(Items listed in a dataset)
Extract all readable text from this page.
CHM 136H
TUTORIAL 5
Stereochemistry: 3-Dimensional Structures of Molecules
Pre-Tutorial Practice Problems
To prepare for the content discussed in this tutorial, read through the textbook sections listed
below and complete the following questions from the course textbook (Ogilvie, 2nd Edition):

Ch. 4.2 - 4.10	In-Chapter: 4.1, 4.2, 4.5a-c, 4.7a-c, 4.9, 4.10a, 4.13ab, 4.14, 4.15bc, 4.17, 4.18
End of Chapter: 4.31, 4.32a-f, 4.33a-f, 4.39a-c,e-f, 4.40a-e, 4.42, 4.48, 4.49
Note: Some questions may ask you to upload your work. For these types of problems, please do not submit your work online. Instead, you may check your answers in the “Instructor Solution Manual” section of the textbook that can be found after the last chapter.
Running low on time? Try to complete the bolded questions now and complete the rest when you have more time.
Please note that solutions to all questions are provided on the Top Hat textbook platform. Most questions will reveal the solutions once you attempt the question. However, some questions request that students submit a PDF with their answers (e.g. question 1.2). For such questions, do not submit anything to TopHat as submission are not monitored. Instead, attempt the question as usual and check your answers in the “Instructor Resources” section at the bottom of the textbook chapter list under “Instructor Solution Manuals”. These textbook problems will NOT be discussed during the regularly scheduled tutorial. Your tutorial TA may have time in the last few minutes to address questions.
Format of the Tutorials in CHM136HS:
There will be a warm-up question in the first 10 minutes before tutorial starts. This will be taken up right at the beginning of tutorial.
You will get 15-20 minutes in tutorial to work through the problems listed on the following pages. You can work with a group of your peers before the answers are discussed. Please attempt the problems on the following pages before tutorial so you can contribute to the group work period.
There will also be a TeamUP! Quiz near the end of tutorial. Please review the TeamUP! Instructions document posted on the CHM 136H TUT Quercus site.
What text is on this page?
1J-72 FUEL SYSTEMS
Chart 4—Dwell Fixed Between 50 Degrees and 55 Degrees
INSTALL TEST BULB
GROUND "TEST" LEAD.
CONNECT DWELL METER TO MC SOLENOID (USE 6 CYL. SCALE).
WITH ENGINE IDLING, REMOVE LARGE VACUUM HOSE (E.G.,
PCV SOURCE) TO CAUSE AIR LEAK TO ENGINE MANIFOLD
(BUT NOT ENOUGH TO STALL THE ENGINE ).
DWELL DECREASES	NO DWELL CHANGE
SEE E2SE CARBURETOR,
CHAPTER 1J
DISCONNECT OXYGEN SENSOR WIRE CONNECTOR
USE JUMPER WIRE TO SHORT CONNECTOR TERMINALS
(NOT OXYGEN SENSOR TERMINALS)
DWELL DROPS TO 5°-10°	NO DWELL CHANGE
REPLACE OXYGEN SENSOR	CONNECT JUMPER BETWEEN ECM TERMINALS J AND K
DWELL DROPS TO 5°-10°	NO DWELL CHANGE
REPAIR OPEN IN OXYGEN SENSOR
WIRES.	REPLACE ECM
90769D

◆ SHORT EXERCISE
Using the listing above, pull out all lines that hold the word "SENSOR".

◆ WRITTEN SOLUTION
DISCONNECT OXYGEN SENSOR WIRE CONNECTOR
(NOT OXYGEN SENSOR TERMINALS)
REPLACE OXYGEN SENSOR	CONNECT JUMPER BETWEEN ECM TERMINALS J AND K
REPAIR OPEN IN OXYGEN SENSOR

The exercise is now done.